Figure record listings:

** START **

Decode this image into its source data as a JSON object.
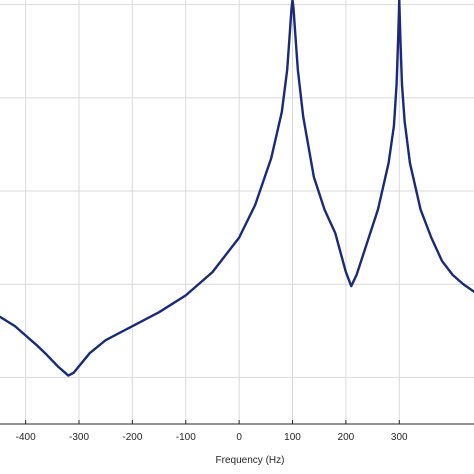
{
  "chart_data": {
    "type": "line",
    "title": "",
    "xlabel": "Frequency (Hz)",
    "ylabel": "",
    "xlim": [
      -448,
      440
    ],
    "ylim": [
      0.0,
      4.55
    ],
    "x_ticks": [
      -400,
      -300,
      -200,
      -100,
      0,
      100,
      200,
      300
    ],
    "x_tick_labels": [
      "-400",
      "-300",
      "-200",
      "-100",
      "0",
      "100",
      "200",
      "300"
    ],
    "y_gridlines": [
      0.5,
      1.5,
      2.5,
      3.5,
      4.5
    ],
    "grid": true,
    "colors": {
      "series": "#1a2a7a",
      "grid": "#d9d9d9",
      "axis": "#262626"
    },
    "series": [
      {
        "name": "",
        "x": [
          -448,
          -420,
          -400,
          -380,
          -360,
          -340,
          -320,
          -310,
          -300,
          -280,
          -250,
          -200,
          -150,
          -100,
          -50,
          0,
          30,
          60,
          80,
          90,
          95,
          98,
          100,
          102,
          105,
          110,
          120,
          140,
          160,
          180,
          200,
          210,
          220,
          240,
          260,
          280,
          290,
          295,
          298,
          300,
          302,
          305,
          310,
          320,
          340,
          360,
          380,
          400,
          420,
          440
        ],
        "y": [
          1.15,
          1.05,
          0.95,
          0.85,
          0.74,
          0.62,
          0.52,
          0.55,
          0.62,
          0.76,
          0.9,
          1.05,
          1.2,
          1.38,
          1.63,
          2.0,
          2.35,
          2.85,
          3.35,
          3.8,
          4.2,
          4.45,
          4.55,
          4.45,
          4.2,
          3.8,
          3.3,
          2.65,
          2.3,
          2.05,
          1.63,
          1.48,
          1.6,
          1.95,
          2.3,
          2.8,
          3.2,
          3.65,
          4.15,
          4.55,
          4.15,
          3.65,
          3.25,
          2.8,
          2.3,
          2.0,
          1.75,
          1.6,
          1.5,
          1.42
        ]
      }
    ]
  }
}
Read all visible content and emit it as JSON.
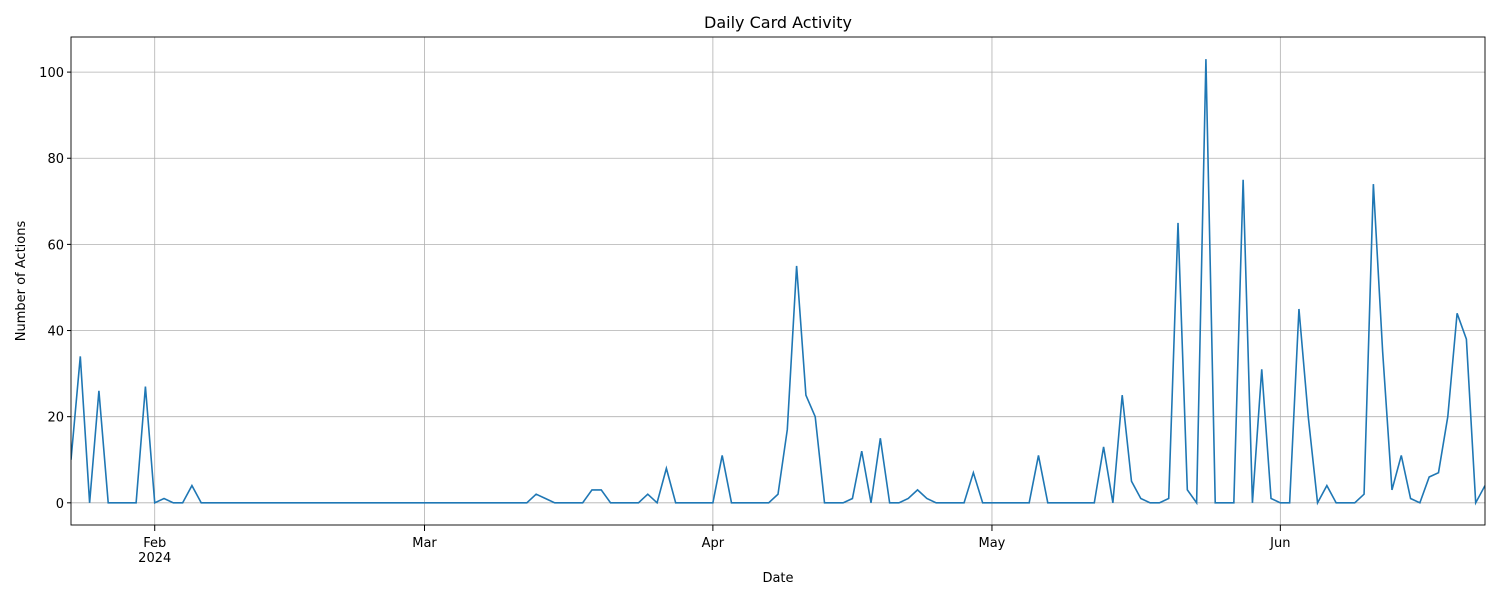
{
  "chart_data": {
    "type": "line",
    "title": "Daily Card Activity",
    "x_label": "Date",
    "y_label": "Number of Actions",
    "x": [
      0,
      1,
      2,
      3,
      4,
      5,
      6,
      7,
      8,
      9,
      10,
      11,
      12,
      13,
      14,
      15,
      16,
      17,
      18,
      19,
      20,
      21,
      22,
      23,
      24,
      25,
      26,
      27,
      28,
      29,
      30,
      31,
      32,
      33,
      34,
      35,
      36,
      37,
      38,
      39,
      40,
      41,
      42,
      43,
      44,
      45,
      46,
      47,
      48,
      49,
      50,
      51,
      52,
      53,
      54,
      55,
      56,
      57,
      58,
      59,
      60,
      61,
      62,
      63,
      64,
      65,
      66,
      67,
      68,
      69,
      70,
      71,
      72,
      73,
      74,
      75,
      76,
      77,
      78,
      79,
      80,
      81,
      82,
      83,
      84,
      85,
      86,
      87,
      88,
      89,
      90,
      91,
      92,
      93,
      94,
      95,
      96,
      97,
      98,
      99,
      100,
      101,
      102,
      103,
      104,
      105,
      106,
      107,
      108,
      109,
      110,
      111,
      112,
      113,
      114,
      115,
      116,
      117,
      118,
      119,
      120,
      121,
      122,
      123,
      124,
      125,
      126,
      127,
      128,
      129,
      130,
      131,
      132,
      133,
      134,
      135,
      136,
      137,
      138,
      139,
      140,
      141,
      142,
      143,
      144,
      145,
      146,
      147,
      148,
      149,
      150,
      151,
      152
    ],
    "values": [
      10,
      34,
      0,
      26,
      0,
      0,
      0,
      0,
      27,
      0,
      1,
      0,
      0,
      4,
      0,
      0,
      0,
      0,
      0,
      0,
      0,
      0,
      0,
      0,
      0,
      0,
      0,
      0,
      0,
      0,
      0,
      0,
      0,
      0,
      0,
      0,
      0,
      0,
      0,
      0,
      0,
      0,
      0,
      0,
      0,
      0,
      0,
      0,
      0,
      0,
      2,
      1,
      0,
      0,
      0,
      0,
      3,
      3,
      0,
      0,
      0,
      0,
      2,
      0,
      8,
      0,
      0,
      0,
      0,
      0,
      11,
      0,
      0,
      0,
      0,
      0,
      2,
      17,
      55,
      25,
      20,
      0,
      0,
      0,
      1,
      12,
      0,
      15,
      0,
      0,
      1,
      3,
      1,
      0,
      0,
      0,
      0,
      7,
      0,
      0,
      0,
      0,
      0,
      0,
      11,
      0,
      0,
      0,
      0,
      0,
      0,
      13,
      0,
      25,
      5,
      1,
      0,
      0,
      1,
      65,
      3,
      0,
      103,
      0,
      0,
      0,
      75,
      0,
      31,
      1,
      0,
      0,
      45,
      20,
      0,
      4,
      0,
      0,
      0,
      2,
      74,
      35,
      3,
      11,
      1,
      0,
      6,
      7,
      20,
      44,
      38,
      0,
      4
    ],
    "color": "#1f77b4",
    "xlim": [
      0,
      152
    ],
    "xticks": [
      {
        "value": 9,
        "label": "Feb\n2024"
      },
      {
        "value": 38,
        "label": "Mar"
      },
      {
        "value": 69,
        "label": "Apr"
      },
      {
        "value": 99,
        "label": "May"
      },
      {
        "value": 130,
        "label": "Jun"
      }
    ],
    "ylim": [
      -5.15,
      108.15
    ],
    "yticks": [
      0,
      20,
      40,
      60,
      80,
      100
    ],
    "grid": true
  }
}
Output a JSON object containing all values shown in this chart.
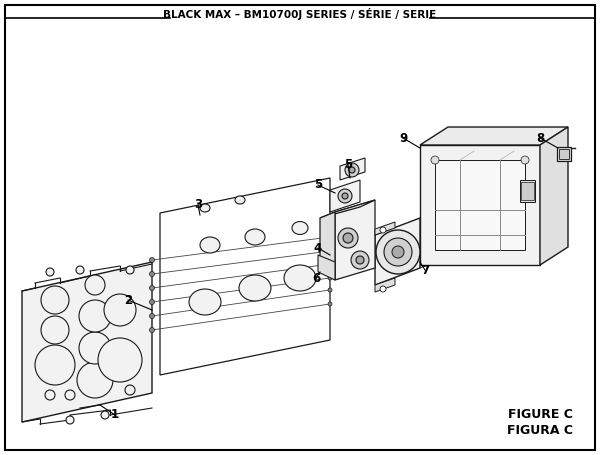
{
  "title": "BLACK MAX – BM10700J SERIES / SÉRIE / SERIE",
  "figure_label": "FIGURE C",
  "figure_label2": "FIGURA C",
  "bg_color": "#ffffff",
  "border_color": "#000000",
  "lc": "#1a1a1a",
  "lw": 0.8
}
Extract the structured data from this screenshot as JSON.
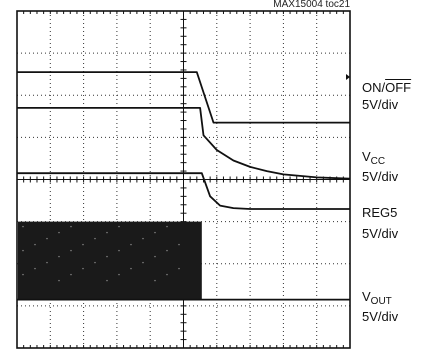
{
  "figure_id": "MAX15004 toc21",
  "channels": [
    {
      "name_plain": "ON/",
      "name_overline": "OFF",
      "scale": "5V/div"
    },
    {
      "name_main": "V",
      "name_sub": "CC",
      "scale": "5V/div"
    },
    {
      "name_plain": "REG5",
      "scale": "5V/div"
    },
    {
      "name_main": "V",
      "name_sub": "OUT",
      "scale": "5V/div"
    }
  ],
  "chart_data": {
    "type": "line",
    "grid": true,
    "divisions": {
      "x": 10,
      "y": 8
    },
    "x_range_div": [
      0,
      10
    ],
    "series": [
      {
        "name": "ON/OFF",
        "points": [
          [
            0,
            6.55
          ],
          [
            5.4,
            6.55
          ],
          [
            5.9,
            5.35
          ],
          [
            10,
            5.35
          ]
        ]
      },
      {
        "name": "VCC",
        "points": [
          [
            0,
            5.7
          ],
          [
            5.5,
            5.7
          ],
          [
            5.6,
            5.05
          ],
          [
            6.0,
            4.7
          ],
          [
            6.5,
            4.45
          ],
          [
            7.0,
            4.3
          ],
          [
            7.5,
            4.2
          ],
          [
            8.0,
            4.12
          ],
          [
            9.0,
            4.05
          ],
          [
            10,
            4.02
          ]
        ]
      },
      {
        "name": "REG5",
        "points": [
          [
            0,
            4.15
          ],
          [
            5.55,
            4.15
          ],
          [
            5.8,
            3.6
          ],
          [
            6.1,
            3.38
          ],
          [
            6.5,
            3.32
          ],
          [
            7.0,
            3.3
          ],
          [
            10,
            3.3
          ]
        ]
      },
      {
        "name": "VOUT",
        "points": [
          [
            0,
            1.15
          ],
          [
            5.55,
            1.15
          ],
          [
            10,
            1.15
          ]
        ],
        "switching_band": {
          "x_range": [
            0,
            5.55
          ],
          "y_range": [
            1.15,
            3.0
          ]
        }
      }
    ]
  }
}
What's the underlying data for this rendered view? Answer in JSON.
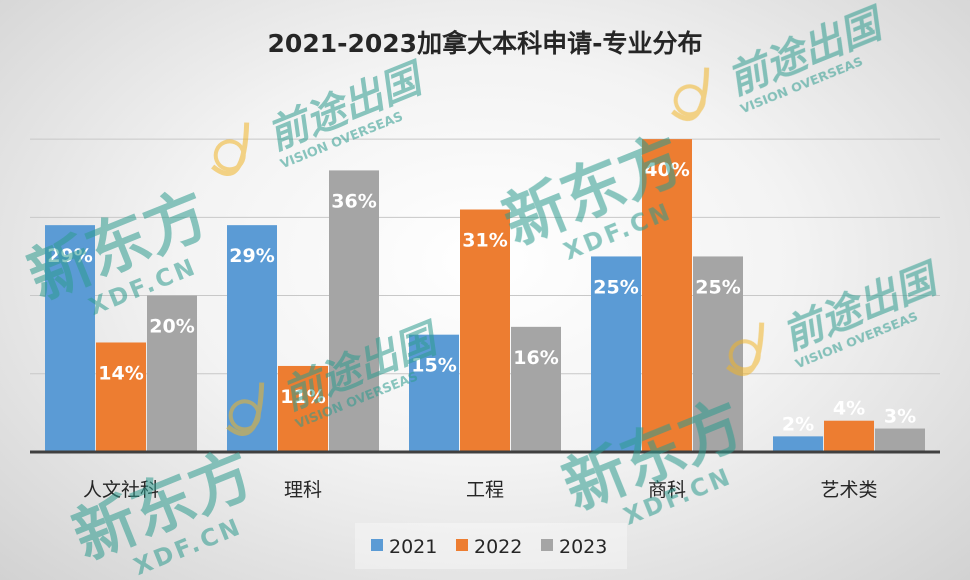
{
  "chart_data": {
    "type": "bar",
    "title": "2021-2023加拿大本科申请-专业分布",
    "categories": [
      "人文社科",
      "理科",
      "工程",
      "商科",
      "艺术类"
    ],
    "series": [
      {
        "name": "2021",
        "color": "#5b9bd5",
        "values": [
          29,
          29,
          15,
          25,
          2
        ]
      },
      {
        "name": "2022",
        "color": "#ed7d31",
        "values": [
          14,
          11,
          31,
          40,
          4
        ]
      },
      {
        "name": "2023",
        "color": "#a5a5a5",
        "values": [
          20,
          36,
          16,
          25,
          3
        ]
      }
    ],
    "value_suffix": "%",
    "ylim": [
      0,
      45
    ],
    "grid": true,
    "legend_position": "bottom"
  },
  "watermarks": {
    "brand_text": "新东方",
    "brand_url": "XDF.CN",
    "vision_text": "前途出国",
    "vision_en": "VISION OVERSEAS"
  }
}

** END **

**Written problem:**
Only lines with "this" are wanted here; list each of them.

**Result of the exercise:**
Decode this image into its source data as a JSON object.
Output a JSON object containing all values shown in this chart.
Extract the structured data from this screenshot as JSON.
What's the underlying data for this rendered view? Answer in JSON.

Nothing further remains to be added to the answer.